YOUR INSTRUCTIONS
Look through the material below. Copy each line that contains the string "background".

--- --- ---

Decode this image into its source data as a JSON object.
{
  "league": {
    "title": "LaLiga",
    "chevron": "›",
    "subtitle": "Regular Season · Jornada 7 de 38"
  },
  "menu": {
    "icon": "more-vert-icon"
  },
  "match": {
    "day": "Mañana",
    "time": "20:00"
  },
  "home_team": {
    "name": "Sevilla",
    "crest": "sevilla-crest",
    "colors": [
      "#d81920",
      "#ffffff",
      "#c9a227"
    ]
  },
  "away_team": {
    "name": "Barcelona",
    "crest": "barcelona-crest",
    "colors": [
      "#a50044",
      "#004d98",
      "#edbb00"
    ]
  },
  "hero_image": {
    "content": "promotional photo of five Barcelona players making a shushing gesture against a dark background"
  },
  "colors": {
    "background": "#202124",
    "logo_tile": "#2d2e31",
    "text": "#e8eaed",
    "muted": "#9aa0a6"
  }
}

--- --- ---

COMPLETE RESPONSE
    "content": "promotional photo of five Barcelona players making a shushing gesture against a dark background"
    "background": "#202124",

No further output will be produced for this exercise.